ENTRIES
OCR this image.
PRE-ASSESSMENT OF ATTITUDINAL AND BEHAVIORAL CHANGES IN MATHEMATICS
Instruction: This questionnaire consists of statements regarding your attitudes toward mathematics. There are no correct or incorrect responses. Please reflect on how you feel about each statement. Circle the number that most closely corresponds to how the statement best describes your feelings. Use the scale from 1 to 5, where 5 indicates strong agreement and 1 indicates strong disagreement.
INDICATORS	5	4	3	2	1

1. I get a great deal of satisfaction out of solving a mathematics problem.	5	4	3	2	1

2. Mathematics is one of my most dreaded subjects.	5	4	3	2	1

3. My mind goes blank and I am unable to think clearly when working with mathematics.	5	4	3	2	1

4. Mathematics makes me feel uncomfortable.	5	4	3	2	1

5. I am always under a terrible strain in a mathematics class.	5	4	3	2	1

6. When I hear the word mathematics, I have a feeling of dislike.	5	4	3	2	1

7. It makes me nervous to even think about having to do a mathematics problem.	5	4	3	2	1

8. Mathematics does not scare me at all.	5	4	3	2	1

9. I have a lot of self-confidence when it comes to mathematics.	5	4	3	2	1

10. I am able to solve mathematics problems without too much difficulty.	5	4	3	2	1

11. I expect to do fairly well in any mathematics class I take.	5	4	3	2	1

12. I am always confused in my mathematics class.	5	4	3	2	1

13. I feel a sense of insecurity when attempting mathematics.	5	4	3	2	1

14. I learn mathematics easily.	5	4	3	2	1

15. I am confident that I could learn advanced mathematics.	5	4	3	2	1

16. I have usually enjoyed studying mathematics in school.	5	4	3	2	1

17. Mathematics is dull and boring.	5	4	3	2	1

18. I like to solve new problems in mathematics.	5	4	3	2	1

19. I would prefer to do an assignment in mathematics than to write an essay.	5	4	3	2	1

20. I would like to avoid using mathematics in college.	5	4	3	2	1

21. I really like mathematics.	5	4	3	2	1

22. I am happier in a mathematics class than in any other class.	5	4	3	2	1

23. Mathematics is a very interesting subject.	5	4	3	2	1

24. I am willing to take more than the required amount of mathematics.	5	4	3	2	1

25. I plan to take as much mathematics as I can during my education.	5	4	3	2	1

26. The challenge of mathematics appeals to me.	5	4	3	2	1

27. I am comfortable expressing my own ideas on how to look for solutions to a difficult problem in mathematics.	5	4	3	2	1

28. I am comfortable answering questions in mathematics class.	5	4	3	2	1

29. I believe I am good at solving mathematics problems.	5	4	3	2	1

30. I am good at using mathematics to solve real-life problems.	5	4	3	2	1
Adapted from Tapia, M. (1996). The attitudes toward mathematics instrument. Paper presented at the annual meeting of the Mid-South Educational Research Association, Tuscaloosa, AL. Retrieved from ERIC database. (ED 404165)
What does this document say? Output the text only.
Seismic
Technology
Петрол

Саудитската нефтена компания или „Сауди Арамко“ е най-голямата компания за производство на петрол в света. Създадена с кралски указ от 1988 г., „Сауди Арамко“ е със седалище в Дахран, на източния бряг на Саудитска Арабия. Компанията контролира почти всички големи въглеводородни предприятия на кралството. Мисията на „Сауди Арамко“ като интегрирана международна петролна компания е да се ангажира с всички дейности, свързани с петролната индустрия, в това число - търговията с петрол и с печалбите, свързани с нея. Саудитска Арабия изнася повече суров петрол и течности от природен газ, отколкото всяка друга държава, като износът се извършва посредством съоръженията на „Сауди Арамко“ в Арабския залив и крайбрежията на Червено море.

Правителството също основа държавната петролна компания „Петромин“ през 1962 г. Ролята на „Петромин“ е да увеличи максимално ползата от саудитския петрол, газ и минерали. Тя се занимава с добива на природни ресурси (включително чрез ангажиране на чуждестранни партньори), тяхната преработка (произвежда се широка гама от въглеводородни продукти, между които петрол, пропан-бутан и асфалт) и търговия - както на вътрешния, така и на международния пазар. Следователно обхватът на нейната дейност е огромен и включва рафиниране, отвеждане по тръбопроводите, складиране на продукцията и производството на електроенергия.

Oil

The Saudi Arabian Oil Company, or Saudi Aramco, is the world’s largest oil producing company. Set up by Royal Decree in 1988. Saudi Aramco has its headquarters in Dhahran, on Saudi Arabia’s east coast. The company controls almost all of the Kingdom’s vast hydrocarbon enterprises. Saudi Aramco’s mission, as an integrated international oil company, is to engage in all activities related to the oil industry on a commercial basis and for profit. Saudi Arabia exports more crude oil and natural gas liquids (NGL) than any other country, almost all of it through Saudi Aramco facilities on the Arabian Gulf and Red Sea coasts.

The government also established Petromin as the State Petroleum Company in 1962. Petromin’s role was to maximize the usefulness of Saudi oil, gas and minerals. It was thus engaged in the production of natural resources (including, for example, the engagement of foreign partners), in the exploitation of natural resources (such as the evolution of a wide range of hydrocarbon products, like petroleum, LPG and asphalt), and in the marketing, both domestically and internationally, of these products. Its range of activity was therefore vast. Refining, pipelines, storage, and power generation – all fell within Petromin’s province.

EXERCISE AIM
Check every line for "take" and show the ones that have it.

CORRECT OUTPUT
11. I expect to do fairly well in any mathematics class I take.	5	4	3	2	1
24. I am willing to take more than the required amount of mathematics.	5	4	3	2	1
25. I plan to take as much mathematics as I can during my education.	5	4	3	2	1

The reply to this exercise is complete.